Exercise task: Check each line of the records for "Wonderland"; collect those that have it.

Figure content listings
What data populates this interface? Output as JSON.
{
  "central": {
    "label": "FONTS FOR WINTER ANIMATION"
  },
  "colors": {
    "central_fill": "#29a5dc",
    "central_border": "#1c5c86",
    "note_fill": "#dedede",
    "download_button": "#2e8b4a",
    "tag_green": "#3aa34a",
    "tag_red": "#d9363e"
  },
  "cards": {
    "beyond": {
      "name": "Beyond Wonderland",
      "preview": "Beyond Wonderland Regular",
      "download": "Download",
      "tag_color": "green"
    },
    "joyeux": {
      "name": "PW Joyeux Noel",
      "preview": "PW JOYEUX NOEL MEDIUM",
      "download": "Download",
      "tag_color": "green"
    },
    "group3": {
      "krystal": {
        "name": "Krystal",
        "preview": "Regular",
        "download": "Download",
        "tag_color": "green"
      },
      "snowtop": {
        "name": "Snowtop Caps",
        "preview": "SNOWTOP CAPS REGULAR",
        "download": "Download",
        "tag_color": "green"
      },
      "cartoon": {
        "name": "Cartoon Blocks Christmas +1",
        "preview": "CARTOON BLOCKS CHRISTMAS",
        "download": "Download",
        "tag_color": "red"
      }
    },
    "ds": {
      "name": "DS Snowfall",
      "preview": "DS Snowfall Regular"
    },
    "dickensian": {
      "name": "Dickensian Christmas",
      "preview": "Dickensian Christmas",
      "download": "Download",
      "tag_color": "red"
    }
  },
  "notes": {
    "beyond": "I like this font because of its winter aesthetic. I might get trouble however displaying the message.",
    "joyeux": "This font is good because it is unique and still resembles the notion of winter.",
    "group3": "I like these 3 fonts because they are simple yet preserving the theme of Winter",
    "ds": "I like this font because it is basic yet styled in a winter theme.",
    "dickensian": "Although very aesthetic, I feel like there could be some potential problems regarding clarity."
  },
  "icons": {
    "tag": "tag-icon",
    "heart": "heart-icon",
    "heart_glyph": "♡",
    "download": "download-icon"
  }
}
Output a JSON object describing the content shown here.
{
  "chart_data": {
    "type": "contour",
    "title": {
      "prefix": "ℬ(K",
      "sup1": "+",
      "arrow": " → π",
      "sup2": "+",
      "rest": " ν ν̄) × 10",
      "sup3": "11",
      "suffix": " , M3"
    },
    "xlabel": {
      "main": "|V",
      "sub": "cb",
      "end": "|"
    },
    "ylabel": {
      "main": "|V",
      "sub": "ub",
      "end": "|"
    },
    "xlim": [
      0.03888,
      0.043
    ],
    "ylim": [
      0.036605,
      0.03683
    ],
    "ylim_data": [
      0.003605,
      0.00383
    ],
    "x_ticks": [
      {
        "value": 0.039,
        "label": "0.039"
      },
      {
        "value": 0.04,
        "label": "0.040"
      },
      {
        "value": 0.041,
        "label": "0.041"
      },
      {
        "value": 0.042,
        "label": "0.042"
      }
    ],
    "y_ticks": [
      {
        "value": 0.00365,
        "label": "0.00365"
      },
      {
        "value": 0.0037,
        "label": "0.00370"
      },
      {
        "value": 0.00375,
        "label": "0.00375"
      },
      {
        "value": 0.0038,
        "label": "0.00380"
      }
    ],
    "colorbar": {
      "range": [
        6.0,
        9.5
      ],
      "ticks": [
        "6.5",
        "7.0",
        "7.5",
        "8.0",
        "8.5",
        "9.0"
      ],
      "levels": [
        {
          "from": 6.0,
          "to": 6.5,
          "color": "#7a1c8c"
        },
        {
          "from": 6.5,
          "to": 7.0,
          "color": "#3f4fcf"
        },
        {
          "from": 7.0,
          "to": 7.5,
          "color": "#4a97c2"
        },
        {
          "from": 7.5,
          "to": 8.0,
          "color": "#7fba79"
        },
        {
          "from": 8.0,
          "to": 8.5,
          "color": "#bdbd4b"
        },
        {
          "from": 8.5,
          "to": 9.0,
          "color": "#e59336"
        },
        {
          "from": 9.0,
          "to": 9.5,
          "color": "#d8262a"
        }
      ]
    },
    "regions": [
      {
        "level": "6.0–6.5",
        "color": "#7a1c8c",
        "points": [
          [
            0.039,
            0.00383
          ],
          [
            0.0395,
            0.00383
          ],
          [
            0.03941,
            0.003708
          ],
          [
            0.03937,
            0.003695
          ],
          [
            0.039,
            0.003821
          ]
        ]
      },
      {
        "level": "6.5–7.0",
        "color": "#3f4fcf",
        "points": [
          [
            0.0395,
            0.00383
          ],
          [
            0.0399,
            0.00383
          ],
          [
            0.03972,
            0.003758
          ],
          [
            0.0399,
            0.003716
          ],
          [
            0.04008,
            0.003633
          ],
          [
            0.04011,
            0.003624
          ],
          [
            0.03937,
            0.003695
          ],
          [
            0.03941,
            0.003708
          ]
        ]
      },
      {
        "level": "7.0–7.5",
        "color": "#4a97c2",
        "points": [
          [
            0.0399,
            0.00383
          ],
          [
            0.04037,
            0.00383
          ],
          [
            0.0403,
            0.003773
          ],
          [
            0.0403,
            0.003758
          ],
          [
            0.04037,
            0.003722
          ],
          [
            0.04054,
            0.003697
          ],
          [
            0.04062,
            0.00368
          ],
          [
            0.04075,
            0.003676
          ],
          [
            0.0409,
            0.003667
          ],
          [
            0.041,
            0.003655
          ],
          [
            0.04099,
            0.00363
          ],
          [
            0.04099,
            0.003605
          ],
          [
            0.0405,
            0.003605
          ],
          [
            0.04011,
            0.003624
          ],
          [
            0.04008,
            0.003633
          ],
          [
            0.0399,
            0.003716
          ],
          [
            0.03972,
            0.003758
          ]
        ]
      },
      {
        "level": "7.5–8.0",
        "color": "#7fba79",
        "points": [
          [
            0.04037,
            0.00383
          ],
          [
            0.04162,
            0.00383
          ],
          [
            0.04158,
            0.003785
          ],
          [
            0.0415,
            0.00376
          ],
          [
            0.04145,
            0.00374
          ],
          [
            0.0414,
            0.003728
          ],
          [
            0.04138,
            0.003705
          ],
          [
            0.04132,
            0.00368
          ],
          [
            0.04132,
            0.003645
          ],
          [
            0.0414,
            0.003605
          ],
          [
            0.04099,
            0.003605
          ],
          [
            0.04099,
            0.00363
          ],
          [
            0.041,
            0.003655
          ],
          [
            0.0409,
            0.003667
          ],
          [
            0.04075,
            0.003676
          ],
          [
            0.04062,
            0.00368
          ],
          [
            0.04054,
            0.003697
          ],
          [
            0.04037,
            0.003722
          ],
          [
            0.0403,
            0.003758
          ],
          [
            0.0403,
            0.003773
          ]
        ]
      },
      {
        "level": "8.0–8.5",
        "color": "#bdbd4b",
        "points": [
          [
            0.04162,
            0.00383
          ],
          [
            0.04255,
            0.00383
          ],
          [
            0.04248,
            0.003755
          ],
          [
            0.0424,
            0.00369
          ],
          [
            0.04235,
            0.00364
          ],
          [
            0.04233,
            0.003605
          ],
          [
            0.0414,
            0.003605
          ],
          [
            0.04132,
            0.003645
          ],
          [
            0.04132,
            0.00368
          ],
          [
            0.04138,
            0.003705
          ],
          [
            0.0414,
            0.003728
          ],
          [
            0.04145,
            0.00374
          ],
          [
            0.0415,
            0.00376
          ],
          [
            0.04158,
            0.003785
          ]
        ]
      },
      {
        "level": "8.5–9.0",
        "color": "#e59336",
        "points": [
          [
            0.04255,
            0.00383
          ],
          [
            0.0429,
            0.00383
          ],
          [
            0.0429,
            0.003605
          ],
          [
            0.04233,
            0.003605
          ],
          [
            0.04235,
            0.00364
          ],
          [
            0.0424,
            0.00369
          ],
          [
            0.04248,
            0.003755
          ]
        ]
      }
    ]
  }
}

Answer to this task:
      "name": "Beyond Wonderland",
      "preview": "Beyond Wonderland Regular",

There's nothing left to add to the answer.